- Given exercise:
Print all the data, keeping every line exactly as it is.

- Provided information:
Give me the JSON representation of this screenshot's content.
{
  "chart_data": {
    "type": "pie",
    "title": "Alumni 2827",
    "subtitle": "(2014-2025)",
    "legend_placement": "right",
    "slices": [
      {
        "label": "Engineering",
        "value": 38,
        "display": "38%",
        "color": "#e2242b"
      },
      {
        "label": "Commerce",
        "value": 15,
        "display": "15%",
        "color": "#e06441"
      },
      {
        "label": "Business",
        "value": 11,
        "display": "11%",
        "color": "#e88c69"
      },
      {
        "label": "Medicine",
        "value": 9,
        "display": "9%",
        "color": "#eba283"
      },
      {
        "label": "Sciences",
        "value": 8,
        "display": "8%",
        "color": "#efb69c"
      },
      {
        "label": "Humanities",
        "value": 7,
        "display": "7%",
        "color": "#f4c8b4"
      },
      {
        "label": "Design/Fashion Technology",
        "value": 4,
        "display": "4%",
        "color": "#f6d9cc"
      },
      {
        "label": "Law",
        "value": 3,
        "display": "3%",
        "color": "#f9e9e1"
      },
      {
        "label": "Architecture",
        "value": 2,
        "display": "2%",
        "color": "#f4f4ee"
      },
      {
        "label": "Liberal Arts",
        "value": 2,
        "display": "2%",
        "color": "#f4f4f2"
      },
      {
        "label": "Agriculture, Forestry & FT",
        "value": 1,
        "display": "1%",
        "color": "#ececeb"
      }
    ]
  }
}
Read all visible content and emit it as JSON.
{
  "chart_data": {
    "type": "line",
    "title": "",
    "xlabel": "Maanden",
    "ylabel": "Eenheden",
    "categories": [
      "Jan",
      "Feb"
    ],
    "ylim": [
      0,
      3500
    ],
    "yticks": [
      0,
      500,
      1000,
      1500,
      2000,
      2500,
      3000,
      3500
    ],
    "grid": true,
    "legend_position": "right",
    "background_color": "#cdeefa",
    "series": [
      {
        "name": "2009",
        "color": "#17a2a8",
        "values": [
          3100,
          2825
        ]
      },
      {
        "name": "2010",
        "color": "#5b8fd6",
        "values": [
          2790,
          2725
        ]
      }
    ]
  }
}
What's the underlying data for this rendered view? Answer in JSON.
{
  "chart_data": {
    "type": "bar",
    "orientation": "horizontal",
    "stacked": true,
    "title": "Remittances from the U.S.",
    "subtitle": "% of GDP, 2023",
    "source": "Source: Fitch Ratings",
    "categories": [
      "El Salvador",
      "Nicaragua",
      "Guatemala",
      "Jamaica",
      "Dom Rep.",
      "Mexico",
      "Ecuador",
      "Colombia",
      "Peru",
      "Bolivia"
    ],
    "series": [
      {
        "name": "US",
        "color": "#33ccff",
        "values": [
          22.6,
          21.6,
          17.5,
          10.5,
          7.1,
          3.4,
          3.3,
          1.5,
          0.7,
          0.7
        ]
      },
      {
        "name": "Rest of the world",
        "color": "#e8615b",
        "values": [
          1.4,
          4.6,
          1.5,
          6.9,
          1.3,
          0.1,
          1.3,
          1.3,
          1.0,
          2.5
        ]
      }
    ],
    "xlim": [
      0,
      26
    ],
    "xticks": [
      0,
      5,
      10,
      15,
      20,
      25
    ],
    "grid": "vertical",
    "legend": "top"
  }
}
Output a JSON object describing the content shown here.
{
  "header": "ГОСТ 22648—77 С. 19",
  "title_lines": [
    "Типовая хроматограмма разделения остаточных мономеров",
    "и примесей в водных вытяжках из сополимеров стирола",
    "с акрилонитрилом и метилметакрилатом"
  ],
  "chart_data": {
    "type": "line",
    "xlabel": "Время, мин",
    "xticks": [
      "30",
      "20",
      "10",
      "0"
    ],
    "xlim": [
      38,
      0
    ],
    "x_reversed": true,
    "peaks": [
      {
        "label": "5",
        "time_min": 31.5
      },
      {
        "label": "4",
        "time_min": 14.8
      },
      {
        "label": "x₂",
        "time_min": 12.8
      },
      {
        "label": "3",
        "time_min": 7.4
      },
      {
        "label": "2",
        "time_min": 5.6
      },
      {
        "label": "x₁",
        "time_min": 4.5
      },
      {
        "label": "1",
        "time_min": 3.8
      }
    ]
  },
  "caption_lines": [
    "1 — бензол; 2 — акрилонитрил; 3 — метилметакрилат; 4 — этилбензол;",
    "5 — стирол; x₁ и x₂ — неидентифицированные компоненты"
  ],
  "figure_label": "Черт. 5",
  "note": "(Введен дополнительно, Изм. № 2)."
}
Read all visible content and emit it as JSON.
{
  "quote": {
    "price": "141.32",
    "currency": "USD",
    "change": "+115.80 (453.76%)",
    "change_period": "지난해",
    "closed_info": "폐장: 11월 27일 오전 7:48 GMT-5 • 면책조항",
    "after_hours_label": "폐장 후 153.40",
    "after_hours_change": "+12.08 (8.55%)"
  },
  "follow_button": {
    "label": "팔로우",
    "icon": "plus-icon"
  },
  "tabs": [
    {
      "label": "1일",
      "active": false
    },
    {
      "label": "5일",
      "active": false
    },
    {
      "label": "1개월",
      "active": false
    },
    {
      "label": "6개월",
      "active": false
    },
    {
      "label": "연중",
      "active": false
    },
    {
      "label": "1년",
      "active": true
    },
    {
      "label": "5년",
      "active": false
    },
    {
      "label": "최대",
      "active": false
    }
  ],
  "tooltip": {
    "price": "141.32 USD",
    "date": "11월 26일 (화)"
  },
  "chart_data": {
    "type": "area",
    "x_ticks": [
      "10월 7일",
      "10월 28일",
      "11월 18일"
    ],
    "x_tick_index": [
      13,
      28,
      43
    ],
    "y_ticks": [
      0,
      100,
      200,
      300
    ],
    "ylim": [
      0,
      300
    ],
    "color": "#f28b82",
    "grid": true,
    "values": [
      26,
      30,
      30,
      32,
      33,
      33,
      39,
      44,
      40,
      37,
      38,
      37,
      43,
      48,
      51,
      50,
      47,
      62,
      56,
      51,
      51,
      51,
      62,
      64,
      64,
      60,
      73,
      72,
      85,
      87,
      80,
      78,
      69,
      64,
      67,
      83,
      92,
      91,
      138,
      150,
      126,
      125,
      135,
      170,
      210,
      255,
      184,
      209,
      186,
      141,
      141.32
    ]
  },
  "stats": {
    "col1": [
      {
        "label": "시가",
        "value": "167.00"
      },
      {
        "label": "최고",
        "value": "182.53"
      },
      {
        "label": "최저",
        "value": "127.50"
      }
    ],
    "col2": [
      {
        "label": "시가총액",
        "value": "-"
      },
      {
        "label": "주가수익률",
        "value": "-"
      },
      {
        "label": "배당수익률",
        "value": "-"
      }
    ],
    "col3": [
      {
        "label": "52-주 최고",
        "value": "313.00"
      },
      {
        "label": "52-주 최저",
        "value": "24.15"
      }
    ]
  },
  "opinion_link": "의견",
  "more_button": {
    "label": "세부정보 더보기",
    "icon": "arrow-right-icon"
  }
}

- Finished answer:
Give me the JSON representation of this screenshot's content.
{
  "chart_data": {
    "type": "pie",
    "title": "Alumni 2827",
    "subtitle": "(2014-2025)",
    "legend_placement": "right",
    "slices": [
      {
        "label": "Engineering",
        "value": 38,
        "display": "38%",
        "color": "#e2242b"
      },
      {
        "label": "Commerce",
        "value": 15,
        "display": "15%",
        "color": "#e06441"
      },
      {
        "label": "Business",
        "value": 11,
        "display": "11%",
        "color": "#e88c69"
      },
      {
        "label": "Medicine",
        "value": 9,
        "display": "9%",
        "color": "#eba283"
      },
      {
        "label": "Sciences",
        "value": 8,
        "display": "8%",
        "color": "#efb69c"
      },
      {
        "label": "Humanities",
        "value": 7,
        "display": "7%",
        "color": "#f4c8b4"
      },
      {
        "label": "Design/Fashion Technology",
        "value": 4,
        "display": "4%",
        "color": "#f6d9cc"
      },
      {
        "label": "Law",
        "value": 3,
        "display": "3%",
        "color": "#f9e9e1"
      },
      {
        "label": "Architecture",
        "value": 2,
        "display": "2%",
        "color": "#f4f4ee"
      },
      {
        "label": "Liberal Arts",
        "value": 2,
        "display": "2%",
        "color": "#f4f4f2"
      },
      {
        "label": "Agriculture, Forestry & FT",
        "value": 1,
        "display": "1%",
        "color": "#ececeb"
      }
    ]
  }
}
Read all visible content and emit it as JSON.
{
  "chart_data": {
    "type": "line",
    "title": "",
    "xlabel": "Maanden",
    "ylabel": "Eenheden",
    "categories": [
      "Jan",
      "Feb"
    ],
    "ylim": [
      0,
      3500
    ],
    "yticks": [
      0,
      500,
      1000,
      1500,
      2000,
      2500,
      3000,
      3500
    ],
    "grid": true,
    "legend_position": "right",
    "background_color": "#cdeefa",
    "series": [
      {
        "name": "2009",
        "color": "#17a2a8",
        "values": [
          3100,
          2825
        ]
      },
      {
        "name": "2010",
        "color": "#5b8fd6",
        "values": [
          2790,
          2725
        ]
      }
    ]
  }
}
What's the underlying data for this rendered view? Answer in JSON.
{
  "chart_data": {
    "type": "bar",
    "orientation": "horizontal",
    "stacked": true,
    "title": "Remittances from the U.S.",
    "subtitle": "% of GDP, 2023",
    "source": "Source: Fitch Ratings",
    "categories": [
      "El Salvador",
      "Nicaragua",
      "Guatemala",
      "Jamaica",
      "Dom Rep.",
      "Mexico",
      "Ecuador",
      "Colombia",
      "Peru",
      "Bolivia"
    ],
    "series": [
      {
        "name": "US",
        "color": "#33ccff",
        "values": [
          22.6,
          21.6,
          17.5,
          10.5,
          7.1,
          3.4,
          3.3,
          1.5,
          0.7,
          0.7
        ]
      },
      {
        "name": "Rest of the world",
        "color": "#e8615b",
        "values": [
          1.4,
          4.6,
          1.5,
          6.9,
          1.3,
          0.1,
          1.3,
          1.3,
          1.0,
          2.5
        ]
      }
    ],
    "xlim": [
      0,
      26
    ],
    "xticks": [
      0,
      5,
      10,
      15,
      20,
      25
    ],
    "grid": "vertical",
    "legend": "top"
  }
}
Output a JSON object describing the content shown here.
{
  "header": "ГОСТ 22648—77 С. 19",
  "title_lines": [
    "Типовая хроматограмма разделения остаточных мономеров",
    "и примесей в водных вытяжках из сополимеров стирола",
    "с акрилонитрилом и метилметакрилатом"
  ],
  "chart_data": {
    "type": "line",
    "xlabel": "Время, мин",
    "xticks": [
      "30",
      "20",
      "10",
      "0"
    ],
    "xlim": [
      38,
      0
    ],
    "x_reversed": true,
    "peaks": [
      {
        "label": "5",
        "time_min": 31.5
      },
      {
        "label": "4",
        "time_min": 14.8
      },
      {
        "label": "x₂",
        "time_min": 12.8
      },
      {
        "label": "3",
        "time_min": 7.4
      },
      {
        "label": "2",
        "time_min": 5.6
      },
      {
        "label": "x₁",
        "time_min": 4.5
      },
      {
        "label": "1",
        "time_min": 3.8
      }
    ]
  },
  "caption_lines": [
    "1 — бензол; 2 — акрилонитрил; 3 — метилметакрилат; 4 — этилбензол;",
    "5 — стирол; x₁ и x₂ — неидентифицированные компоненты"
  ],
  "figure_label": "Черт. 5",
  "note": "(Введен дополнительно, Изм. № 2)."
}
Read all visible content and emit it as JSON.
{
  "quote": {
    "price": "141.32",
    "currency": "USD",
    "change": "+115.80 (453.76%)",
    "change_period": "지난해",
    "closed_info": "폐장: 11월 27일 오전 7:48 GMT-5 • 면책조항",
    "after_hours_label": "폐장 후 153.40",
    "after_hours_change": "+12.08 (8.55%)"
  },
  "follow_button": {
    "label": "팔로우",
    "icon": "plus-icon"
  },
  "tabs": [
    {
      "label": "1일",
      "active": false
    },
    {
      "label": "5일",
      "active": false
    },
    {
      "label": "1개월",
      "active": false
    },
    {
      "label": "6개월",
      "active": false
    },
    {
      "label": "연중",
      "active": false
    },
    {
      "label": "1년",
      "active": true
    },
    {
      "label": "5년",
      "active": false
    },
    {
      "label": "최대",
      "active": false
    }
  ],
  "tooltip": {
    "price": "141.32 USD",
    "date": "11월 26일 (화)"
  },
  "chart_data": {
    "type": "area",
    "x_ticks": [
      "10월 7일",
      "10월 28일",
      "11월 18일"
    ],
    "x_tick_index": [
      13,
      28,
      43
    ],
    "y_ticks": [
      0,
      100,
      200,
      300
    ],
    "ylim": [
      0,
      300
    ],
    "color": "#f28b82",
    "grid": true,
    "values": [
      26,
      30,
      30,
      32,
      33,
      33,
      39,
      44,
      40,
      37,
      38,
      37,
      43,
      48,
      51,
      50,
      47,
      62,
      56,
      51,
      51,
      51,
      62,
      64,
      64,
      60,
      73,
      72,
      85,
      87,
      80,
      78,
      69,
      64,
      67,
      83,
      92,
      91,
      138,
      150,
      126,
      125,
      135,
      170,
      210,
      255,
      184,
      209,
      186,
      141,
      141.32
    ]
  },
  "stats": {
    "col1": [
      {
        "label": "시가",
        "value": "167.00"
      },
      {
        "label": "최고",
        "value": "182.53"
      },
      {
        "label": "최저",
        "value": "127.50"
      }
    ],
    "col2": [
      {
        "label": "시가총액",
        "value": "-"
      },
      {
        "label": "주가수익률",
        "value": "-"
      },
      {
        "label": "배당수익률",
        "value": "-"
      }
    ],
    "col3": [
      {
        "label": "52-주 최고",
        "value": "313.00"
      },
      {
        "label": "52-주 최저",
        "value": "24.15"
      }
    ]
  },
  "opinion_link": "의견",
  "more_button": {
    "label": "세부정보 더보기",
    "icon": "arrow-right-icon"
  }
}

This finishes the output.